● **SET PROBLEM**
Exactly reproduce each entry, leaving out nothing.

● **RECORDS**

◆ ◆ ◆ ◆ ◆ ◆ ◆

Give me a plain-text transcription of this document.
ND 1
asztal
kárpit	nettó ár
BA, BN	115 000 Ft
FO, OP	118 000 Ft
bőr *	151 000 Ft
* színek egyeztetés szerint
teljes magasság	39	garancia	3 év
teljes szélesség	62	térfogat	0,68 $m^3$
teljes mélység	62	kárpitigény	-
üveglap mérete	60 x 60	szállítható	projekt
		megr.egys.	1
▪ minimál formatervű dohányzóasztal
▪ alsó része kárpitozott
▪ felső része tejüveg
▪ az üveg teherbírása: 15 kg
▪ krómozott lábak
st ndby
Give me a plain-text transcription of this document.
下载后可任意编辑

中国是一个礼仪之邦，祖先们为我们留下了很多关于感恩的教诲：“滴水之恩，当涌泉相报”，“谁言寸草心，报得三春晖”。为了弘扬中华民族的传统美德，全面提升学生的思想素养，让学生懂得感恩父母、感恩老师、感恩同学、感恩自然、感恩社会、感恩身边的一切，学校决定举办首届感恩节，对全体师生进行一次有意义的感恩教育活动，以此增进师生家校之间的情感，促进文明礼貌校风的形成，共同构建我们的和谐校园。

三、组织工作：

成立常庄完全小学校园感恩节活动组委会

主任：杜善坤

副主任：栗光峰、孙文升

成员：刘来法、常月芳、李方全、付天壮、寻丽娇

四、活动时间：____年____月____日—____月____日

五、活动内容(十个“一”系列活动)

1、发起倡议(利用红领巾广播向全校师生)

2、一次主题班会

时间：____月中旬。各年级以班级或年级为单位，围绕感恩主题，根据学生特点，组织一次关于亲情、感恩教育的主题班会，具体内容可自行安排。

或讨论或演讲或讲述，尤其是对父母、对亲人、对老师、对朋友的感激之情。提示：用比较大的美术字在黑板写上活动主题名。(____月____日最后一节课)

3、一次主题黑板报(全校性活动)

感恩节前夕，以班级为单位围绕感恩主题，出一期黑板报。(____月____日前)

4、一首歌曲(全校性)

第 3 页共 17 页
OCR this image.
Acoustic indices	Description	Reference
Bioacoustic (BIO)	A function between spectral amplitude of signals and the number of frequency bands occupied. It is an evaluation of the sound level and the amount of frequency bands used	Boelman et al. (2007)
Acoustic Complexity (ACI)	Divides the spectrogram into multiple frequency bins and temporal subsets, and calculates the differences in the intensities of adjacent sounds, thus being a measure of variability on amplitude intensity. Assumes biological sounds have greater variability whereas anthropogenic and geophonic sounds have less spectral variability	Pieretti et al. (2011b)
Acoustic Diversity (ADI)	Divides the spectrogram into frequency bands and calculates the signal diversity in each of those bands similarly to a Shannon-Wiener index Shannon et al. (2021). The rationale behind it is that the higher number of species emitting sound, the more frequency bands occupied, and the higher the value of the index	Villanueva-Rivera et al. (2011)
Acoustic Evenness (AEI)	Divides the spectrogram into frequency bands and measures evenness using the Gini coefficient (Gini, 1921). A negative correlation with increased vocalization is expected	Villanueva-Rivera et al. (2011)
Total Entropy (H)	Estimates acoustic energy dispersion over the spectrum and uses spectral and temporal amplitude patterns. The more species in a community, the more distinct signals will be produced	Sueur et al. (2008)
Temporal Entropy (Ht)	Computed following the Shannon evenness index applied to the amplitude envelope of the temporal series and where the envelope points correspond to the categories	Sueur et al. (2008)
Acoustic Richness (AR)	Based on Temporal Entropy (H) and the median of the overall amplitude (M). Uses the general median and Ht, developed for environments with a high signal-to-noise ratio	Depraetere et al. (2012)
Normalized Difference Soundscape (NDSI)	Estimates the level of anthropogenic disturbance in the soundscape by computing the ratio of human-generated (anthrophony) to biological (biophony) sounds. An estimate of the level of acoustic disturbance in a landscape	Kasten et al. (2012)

◆ ◆ ◆ ◆ ◆ ◆ ◆

● **RESPONSE TO THIS EXERCISE**
Give me a plain-text transcription of this document.
ND 1
asztal
kárpit	nettó ár
BA, BN	115 000 Ft
FO, OP	118 000 Ft
bőr *	151 000 Ft
* színek egyeztetés szerint
teljes magasság	39	garancia	3 év
teljes szélesség	62	térfogat	0,68 $m^3$
teljes mélység	62	kárpitigény	-
üveglap mérete	60 x 60	szállítható	projekt
		megr.egys.	1
▪ minimál formatervű dohányzóasztal
▪ alsó része kárpitozott
▪ felső része tejüveg
▪ az üveg teherbírása: 15 kg
▪ krómozott lábak
st ndby
Give me a plain-text transcription of this document.
下载后可任意编辑

中国是一个礼仪之邦，祖先们为我们留下了很多关于感恩的教诲：“滴水之恩，当涌泉相报”，“谁言寸草心，报得三春晖”。为了弘扬中华民族的传统美德，全面提升学生的思想素养，让学生懂得感恩父母、感恩老师、感恩同学、感恩自然、感恩社会、感恩身边的一切，学校决定举办首届感恩节，对全体师生进行一次有意义的感恩教育活动，以此增进师生家校之间的情感，促进文明礼貌校风的形成，共同构建我们的和谐校园。

三、组织工作：

成立常庄完全小学校园感恩节活动组委会

主任：杜善坤

副主任：栗光峰、孙文升

成员：刘来法、常月芳、李方全、付天壮、寻丽娇

四、活动时间：____年____月____日—____月____日

五、活动内容(十个“一”系列活动)

1、发起倡议(利用红领巾广播向全校师生)

2、一次主题班会

时间：____月中旬。各年级以班级或年级为单位，围绕感恩主题，根据学生特点，组织一次关于亲情、感恩教育的主题班会，具体内容可自行安排。

或讨论或演讲或讲述，尤其是对父母、对亲人、对老师、对朋友的感激之情。提示：用比较大的美术字在黑板写上活动主题名。(____月____日最后一节课)

3、一次主题黑板报(全校性活动)

感恩节前夕，以班级为单位围绕感恩主题，出一期黑板报。(____月____日前)

4、一首歌曲(全校性)

第 3 页共 17 页
OCR this image.
Acoustic indices	Description	Reference
Bioacoustic (BIO)	A function between spectral amplitude of signals and the number of frequency bands occupied. It is an evaluation of the sound level and the amount of frequency bands used	Boelman et al. (2007)
Acoustic Complexity (ACI)	Divides the spectrogram into multiple frequency bins and temporal subsets, and calculates the differences in the intensities of adjacent sounds, thus being a measure of variability on amplitude intensity. Assumes biological sounds have greater variability whereas anthropogenic and geophonic sounds have less spectral variability	Pieretti et al. (2011b)
Acoustic Diversity (ADI)	Divides the spectrogram into frequency bands and calculates the signal diversity in each of those bands similarly to a Shannon-Wiener index Shannon et al. (2021). The rationale behind it is that the higher number of species emitting sound, the more frequency bands occupied, and the higher the value of the index	Villanueva-Rivera et al. (2011)
Acoustic Evenness (AEI)	Divides the spectrogram into frequency bands and measures evenness using the Gini coefficient (Gini, 1921). A negative correlation with increased vocalization is expected	Villanueva-Rivera et al. (2011)
Total Entropy (H)	Estimates acoustic energy dispersion over the spectrum and uses spectral and temporal amplitude patterns. The more species in a community, the more distinct signals will be produced	Sueur et al. (2008)
Temporal Entropy (Ht)	Computed following the Shannon evenness index applied to the amplitude envelope of the temporal series and where the envelope points correspond to the categories	Sueur et al. (2008)
Acoustic Richness (AR)	Based on Temporal Entropy (H) and the median of the overall amplitude (M). Uses the general median and Ht, developed for environments with a high signal-to-noise ratio	Depraetere et al. (2012)
Normalized Difference Soundscape (NDSI)	Estimates the level of anthropogenic disturbance in the soundscape by computing the ratio of human-generated (anthrophony) to biological (biophony) sounds. An estimate of the level of acoustic disturbance in a landscape	Kasten et al. (2012)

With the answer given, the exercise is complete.